[What the exercise asks] From the listing below, work out how many lines contain "help". Reply with that number only.
>> BEGIN Dataset content
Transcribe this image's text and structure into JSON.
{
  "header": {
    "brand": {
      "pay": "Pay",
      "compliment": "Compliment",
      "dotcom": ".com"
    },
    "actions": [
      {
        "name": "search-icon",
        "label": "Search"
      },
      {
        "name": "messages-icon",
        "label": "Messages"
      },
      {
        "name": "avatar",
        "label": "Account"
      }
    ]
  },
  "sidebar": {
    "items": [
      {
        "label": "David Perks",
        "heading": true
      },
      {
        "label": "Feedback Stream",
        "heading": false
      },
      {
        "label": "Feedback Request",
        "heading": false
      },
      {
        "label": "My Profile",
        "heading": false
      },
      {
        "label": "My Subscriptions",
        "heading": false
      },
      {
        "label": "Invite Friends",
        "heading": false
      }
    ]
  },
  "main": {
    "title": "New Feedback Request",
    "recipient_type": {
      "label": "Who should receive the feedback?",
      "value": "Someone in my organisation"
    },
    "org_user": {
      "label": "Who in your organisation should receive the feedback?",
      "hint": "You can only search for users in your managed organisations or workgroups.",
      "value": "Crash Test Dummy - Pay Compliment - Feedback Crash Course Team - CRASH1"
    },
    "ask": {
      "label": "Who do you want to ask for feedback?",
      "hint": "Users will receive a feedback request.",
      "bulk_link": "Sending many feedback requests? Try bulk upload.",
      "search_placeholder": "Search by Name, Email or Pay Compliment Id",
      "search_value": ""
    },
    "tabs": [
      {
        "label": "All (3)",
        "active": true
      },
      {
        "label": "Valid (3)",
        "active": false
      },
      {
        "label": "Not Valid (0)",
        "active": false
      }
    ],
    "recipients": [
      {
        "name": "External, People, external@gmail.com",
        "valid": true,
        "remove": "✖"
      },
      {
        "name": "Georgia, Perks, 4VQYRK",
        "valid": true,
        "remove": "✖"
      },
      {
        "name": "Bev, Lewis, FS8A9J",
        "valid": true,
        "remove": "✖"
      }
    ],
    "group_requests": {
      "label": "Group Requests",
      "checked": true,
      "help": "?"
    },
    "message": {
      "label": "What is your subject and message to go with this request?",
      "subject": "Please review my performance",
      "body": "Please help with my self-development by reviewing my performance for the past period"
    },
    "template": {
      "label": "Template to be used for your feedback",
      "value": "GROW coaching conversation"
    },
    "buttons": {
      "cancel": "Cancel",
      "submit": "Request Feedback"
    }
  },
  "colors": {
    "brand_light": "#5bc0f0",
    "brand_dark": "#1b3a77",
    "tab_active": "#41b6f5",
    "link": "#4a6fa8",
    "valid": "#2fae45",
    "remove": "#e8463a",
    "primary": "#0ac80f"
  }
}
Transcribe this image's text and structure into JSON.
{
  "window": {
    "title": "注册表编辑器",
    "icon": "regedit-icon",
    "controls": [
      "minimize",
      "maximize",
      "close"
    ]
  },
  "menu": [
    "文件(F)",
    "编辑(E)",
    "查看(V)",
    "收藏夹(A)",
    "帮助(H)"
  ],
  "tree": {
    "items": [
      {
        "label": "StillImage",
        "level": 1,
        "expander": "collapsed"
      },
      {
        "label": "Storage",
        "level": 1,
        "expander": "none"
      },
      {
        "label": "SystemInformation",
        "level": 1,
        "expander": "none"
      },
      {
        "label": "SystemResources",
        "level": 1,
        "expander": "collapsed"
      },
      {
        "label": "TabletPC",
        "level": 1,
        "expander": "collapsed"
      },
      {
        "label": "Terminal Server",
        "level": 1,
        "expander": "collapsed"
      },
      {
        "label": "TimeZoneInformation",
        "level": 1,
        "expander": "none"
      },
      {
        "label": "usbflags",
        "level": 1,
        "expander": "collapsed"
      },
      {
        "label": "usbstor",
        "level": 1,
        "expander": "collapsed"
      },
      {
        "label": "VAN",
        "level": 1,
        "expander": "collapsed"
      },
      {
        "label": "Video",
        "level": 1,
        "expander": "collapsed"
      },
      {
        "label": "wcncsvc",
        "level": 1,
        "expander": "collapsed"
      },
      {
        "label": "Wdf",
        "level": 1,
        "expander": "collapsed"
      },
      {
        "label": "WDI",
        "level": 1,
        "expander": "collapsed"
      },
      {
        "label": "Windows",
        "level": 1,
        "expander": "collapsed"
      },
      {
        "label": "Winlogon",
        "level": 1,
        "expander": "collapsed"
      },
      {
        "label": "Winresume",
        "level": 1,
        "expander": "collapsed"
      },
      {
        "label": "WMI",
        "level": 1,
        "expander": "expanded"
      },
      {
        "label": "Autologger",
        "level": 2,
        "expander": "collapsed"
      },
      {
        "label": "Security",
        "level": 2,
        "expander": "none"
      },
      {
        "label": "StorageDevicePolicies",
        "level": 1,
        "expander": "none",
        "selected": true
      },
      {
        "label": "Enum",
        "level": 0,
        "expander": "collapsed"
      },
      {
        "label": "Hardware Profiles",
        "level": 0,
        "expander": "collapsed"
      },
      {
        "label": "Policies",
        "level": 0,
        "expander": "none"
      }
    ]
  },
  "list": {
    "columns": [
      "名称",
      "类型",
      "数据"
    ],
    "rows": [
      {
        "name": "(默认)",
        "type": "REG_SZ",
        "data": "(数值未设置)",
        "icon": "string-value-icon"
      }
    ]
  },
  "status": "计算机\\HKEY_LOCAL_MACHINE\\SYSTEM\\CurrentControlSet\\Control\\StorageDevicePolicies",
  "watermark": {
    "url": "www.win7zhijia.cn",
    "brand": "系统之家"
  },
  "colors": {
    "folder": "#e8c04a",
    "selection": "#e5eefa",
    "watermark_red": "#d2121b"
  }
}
>> END Dataset content
>> BEGIN Dataset content
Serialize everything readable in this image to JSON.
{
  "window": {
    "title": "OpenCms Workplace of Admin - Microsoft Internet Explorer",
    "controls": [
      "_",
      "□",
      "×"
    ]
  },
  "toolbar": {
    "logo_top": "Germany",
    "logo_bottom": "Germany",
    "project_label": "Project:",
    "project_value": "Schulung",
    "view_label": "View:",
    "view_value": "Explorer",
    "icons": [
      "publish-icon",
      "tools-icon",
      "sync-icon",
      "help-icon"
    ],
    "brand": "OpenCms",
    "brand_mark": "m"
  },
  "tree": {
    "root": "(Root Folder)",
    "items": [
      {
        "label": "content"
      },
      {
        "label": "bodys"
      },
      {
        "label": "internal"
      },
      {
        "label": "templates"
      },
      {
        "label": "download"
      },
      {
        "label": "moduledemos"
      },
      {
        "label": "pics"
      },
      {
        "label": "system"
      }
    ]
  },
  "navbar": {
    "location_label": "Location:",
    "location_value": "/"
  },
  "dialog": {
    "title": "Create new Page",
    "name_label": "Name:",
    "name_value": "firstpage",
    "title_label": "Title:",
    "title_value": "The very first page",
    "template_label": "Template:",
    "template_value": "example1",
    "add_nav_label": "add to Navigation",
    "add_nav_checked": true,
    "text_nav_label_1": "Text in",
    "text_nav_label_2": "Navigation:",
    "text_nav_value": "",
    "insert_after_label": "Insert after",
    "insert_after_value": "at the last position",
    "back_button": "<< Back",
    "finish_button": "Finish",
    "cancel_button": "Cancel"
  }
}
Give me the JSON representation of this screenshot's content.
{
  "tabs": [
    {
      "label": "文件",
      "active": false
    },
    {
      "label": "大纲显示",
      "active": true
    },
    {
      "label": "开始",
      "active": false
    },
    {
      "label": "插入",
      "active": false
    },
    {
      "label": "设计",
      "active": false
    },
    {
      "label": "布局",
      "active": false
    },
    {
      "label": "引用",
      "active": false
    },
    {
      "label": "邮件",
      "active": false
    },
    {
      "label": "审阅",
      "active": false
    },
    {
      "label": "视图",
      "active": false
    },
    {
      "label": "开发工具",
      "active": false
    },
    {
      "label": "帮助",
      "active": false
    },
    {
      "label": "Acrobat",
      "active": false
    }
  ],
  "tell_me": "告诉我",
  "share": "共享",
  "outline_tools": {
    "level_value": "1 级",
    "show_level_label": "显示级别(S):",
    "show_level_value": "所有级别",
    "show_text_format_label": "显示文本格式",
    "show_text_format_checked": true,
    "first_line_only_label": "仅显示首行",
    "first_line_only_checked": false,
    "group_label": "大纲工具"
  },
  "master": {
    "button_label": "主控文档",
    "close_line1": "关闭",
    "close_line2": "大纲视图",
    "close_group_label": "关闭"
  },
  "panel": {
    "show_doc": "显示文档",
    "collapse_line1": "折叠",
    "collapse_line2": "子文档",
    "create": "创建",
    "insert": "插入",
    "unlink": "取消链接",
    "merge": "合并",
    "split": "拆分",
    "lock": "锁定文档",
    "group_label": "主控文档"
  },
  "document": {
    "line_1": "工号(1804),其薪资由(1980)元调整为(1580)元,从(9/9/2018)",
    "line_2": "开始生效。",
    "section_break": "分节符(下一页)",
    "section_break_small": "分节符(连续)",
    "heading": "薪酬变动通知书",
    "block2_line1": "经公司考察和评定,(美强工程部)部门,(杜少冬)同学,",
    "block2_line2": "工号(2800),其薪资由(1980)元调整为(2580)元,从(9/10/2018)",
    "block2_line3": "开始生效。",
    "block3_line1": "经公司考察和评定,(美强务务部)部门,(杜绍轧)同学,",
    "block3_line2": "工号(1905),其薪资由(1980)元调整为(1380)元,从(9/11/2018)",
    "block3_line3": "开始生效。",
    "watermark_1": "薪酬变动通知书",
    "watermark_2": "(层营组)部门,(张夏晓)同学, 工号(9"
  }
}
>> END Dataset content
>> BEGIN Dataset content
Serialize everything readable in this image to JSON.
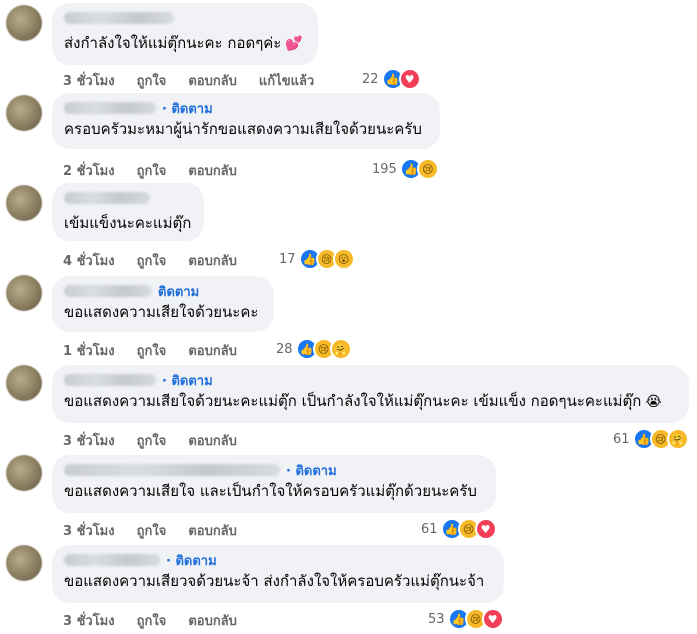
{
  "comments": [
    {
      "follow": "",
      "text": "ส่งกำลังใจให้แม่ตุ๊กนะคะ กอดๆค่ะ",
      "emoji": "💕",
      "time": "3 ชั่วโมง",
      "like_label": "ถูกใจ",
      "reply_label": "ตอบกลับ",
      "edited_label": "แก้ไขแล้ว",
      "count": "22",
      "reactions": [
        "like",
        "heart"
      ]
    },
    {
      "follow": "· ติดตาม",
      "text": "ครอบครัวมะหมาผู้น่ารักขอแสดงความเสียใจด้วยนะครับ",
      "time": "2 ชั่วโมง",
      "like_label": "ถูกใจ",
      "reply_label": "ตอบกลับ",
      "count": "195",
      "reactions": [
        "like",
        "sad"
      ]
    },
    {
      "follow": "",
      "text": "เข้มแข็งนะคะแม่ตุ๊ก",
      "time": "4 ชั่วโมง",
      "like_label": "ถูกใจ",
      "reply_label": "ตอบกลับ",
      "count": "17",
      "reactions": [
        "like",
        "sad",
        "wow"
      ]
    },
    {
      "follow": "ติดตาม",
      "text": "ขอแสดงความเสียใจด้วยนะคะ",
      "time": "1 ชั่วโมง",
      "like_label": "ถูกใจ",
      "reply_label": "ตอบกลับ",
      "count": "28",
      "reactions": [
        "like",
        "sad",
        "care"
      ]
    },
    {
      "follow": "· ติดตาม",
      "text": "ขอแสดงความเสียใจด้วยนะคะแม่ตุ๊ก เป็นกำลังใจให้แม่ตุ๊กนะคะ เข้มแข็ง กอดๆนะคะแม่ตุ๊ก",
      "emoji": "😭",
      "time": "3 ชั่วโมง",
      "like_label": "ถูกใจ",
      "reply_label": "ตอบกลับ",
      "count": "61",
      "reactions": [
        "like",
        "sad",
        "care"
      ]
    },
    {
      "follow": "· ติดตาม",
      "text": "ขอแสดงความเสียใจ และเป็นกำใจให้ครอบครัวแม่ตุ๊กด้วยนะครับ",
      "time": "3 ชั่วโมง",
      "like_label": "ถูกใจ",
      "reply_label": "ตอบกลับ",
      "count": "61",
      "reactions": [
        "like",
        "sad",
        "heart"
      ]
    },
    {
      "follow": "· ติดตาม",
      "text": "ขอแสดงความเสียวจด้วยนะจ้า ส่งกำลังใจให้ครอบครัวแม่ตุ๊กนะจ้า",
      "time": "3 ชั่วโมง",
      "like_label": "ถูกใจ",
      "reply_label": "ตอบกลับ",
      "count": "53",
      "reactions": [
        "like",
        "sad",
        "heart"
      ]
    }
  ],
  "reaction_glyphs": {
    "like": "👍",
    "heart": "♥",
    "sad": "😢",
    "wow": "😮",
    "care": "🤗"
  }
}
>> END Dataset content
[Correct answer] 3